%%
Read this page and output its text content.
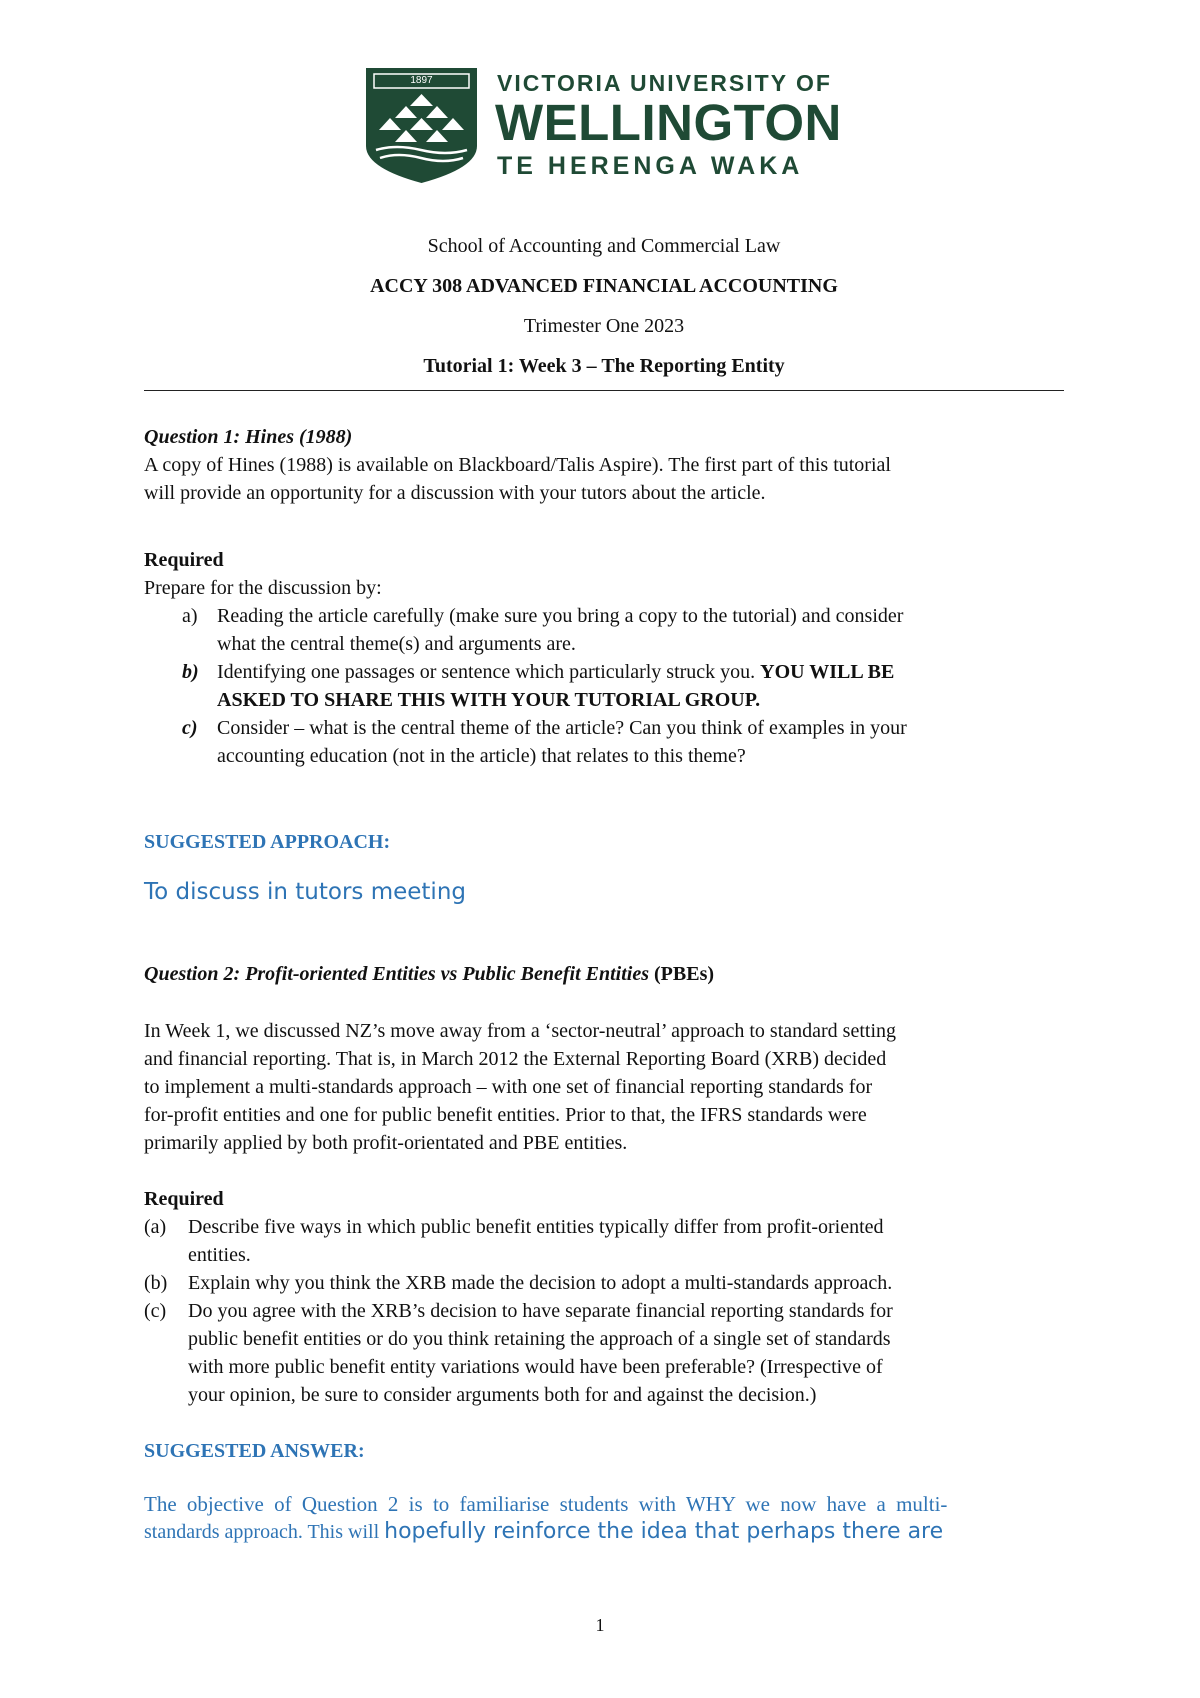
1897	VICTORIA UNIVERSITY OF
WELLINGTON
TE HERENGA WAKA
School of Accounting and Commercial Law
ACCY 308 ADVANCED FINANCIAL ACCOUNTING
Trimester One 2023
Tutorial 1: Week 3 – The Reporting Entity
Question 1: Hines (1988)
A copy of Hines (1988) is available on Blackboard/Talis Aspire). The first part of this tutorial
will provide an opportunity for a discussion with your tutors about the article.
Required
Prepare for the discussion by:
a) Reading the article carefully (make sure you bring a copy to the tutorial) and consider
what the central theme(s) and arguments are.
b) Identifying one passages or sentence which particularly struck you. YOU WILL BE
ASKED TO SHARE THIS WITH YOUR TUTORIAL GROUP.
c) Consider – what is the central theme of the article? Can you think of examples in your
accounting education (not in the article) that relates to this theme?
SUGGESTED APPROACH:
To discuss in tutors meeting
Question 2: Profit-oriented Entities vs Public Benefit Entities (PBEs)
In Week 1, we discussed NZ’s move away from a ‘sector-neutral’ approach to standard setting
and financial reporting. That is, in March 2012 the External Reporting Board (XRB) decided
to implement a multi-standards approach – with one set of financial reporting standards for
for-profit entities and one for public benefit entities. Prior to that, the IFRS standards were
primarily applied by both profit-orientated and PBE entities.
Required
(a) Describe five ways in which public benefit entities typically differ from profit-oriented
entities.
(b) Explain why you think the XRB made the decision to adopt a multi-standards approach.
(c) Do you agree with the XRB’s decision to have separate financial reporting standards for
public benefit entities or do you think retaining the approach of a single set of standards
with more public benefit entity variations would have been preferable? (Irrespective of
your opinion, be sure to consider arguments both for and against the decision.)
SUGGESTED ANSWER:
The objective of Question 2 is to familiarise students with WHY we now have a multi-
standards approach. This will hopefully reinforce the idea that perhaps there are
1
%%
→ **THE PROBLEM**
Gather every line from the listing above in which "SUGGESTED" appears, and copy those lines.

→ **RESPONSE BELOW**
SUGGESTED APPROACH:
SUGGESTED ANSWER:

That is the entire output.